=== Material for this exercise ===

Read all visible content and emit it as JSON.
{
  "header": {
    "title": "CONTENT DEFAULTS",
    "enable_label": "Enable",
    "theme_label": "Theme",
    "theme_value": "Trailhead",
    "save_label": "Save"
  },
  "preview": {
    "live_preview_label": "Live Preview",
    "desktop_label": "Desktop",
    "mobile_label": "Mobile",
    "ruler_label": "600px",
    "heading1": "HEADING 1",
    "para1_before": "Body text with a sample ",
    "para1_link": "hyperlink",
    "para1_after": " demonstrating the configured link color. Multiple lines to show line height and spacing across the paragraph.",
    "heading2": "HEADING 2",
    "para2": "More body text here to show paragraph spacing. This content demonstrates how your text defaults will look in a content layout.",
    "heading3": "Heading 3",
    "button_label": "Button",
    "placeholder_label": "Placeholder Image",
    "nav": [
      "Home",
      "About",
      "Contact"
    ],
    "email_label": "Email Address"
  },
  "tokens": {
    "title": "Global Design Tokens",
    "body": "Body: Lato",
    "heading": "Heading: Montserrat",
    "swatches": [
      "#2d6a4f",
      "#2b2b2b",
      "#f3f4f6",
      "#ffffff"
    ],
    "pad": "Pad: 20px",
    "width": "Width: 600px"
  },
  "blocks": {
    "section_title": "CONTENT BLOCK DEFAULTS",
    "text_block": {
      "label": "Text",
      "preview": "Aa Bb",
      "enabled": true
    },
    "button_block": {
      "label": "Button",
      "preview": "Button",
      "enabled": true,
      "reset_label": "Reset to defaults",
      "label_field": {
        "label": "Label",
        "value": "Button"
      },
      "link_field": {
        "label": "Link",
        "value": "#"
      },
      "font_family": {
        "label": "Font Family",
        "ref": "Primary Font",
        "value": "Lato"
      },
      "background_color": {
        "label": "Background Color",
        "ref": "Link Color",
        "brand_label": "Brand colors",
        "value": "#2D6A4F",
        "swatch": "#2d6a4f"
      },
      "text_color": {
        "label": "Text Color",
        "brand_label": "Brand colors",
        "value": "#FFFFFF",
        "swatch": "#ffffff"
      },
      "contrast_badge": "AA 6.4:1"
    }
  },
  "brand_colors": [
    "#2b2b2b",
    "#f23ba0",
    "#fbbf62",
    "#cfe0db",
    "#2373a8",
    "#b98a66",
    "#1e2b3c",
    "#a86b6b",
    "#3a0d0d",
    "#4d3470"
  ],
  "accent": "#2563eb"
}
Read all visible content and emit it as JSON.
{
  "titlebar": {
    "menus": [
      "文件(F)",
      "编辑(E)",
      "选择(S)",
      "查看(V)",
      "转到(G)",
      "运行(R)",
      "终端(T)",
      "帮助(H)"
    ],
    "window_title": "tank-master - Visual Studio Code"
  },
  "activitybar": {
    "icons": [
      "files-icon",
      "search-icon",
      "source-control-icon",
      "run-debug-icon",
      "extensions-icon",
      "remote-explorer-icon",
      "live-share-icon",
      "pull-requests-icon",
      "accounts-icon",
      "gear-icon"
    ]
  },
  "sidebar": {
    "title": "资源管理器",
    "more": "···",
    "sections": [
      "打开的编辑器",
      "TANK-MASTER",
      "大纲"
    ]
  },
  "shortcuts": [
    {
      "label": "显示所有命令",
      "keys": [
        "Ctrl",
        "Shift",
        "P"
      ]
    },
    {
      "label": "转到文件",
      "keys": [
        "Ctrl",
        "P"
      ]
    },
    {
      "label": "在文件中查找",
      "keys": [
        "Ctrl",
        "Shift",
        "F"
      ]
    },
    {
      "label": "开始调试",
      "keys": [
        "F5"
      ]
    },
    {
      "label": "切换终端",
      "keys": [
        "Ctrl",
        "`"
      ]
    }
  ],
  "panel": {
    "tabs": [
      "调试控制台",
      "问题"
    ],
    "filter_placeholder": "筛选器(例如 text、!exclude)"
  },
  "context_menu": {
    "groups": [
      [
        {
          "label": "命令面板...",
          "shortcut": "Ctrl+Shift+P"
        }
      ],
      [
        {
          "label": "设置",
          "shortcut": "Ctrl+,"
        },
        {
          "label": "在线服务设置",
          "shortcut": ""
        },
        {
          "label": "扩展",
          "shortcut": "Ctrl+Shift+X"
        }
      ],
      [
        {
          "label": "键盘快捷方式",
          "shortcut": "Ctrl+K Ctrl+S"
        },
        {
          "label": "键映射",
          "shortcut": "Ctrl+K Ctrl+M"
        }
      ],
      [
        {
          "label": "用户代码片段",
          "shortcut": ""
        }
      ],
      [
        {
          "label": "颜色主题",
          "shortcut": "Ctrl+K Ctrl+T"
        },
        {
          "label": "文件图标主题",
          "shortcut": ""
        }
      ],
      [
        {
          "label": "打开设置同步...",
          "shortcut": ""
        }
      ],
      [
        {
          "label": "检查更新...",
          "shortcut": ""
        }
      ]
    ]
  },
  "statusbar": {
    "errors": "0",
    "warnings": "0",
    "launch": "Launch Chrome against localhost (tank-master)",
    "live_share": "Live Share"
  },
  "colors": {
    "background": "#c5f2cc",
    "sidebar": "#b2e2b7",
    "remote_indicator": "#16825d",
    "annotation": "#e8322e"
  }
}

===

To do:
Among the entries above, identify all lines with "paragraph" and copy them.

The output:
    "para1_after": " demonstrating the configured link color. Multiple lines to show line height and spacing across the paragraph.",
    "para2": "More body text here to show paragraph spacing. This content demonstrates how your text defaults will look in a content layout.",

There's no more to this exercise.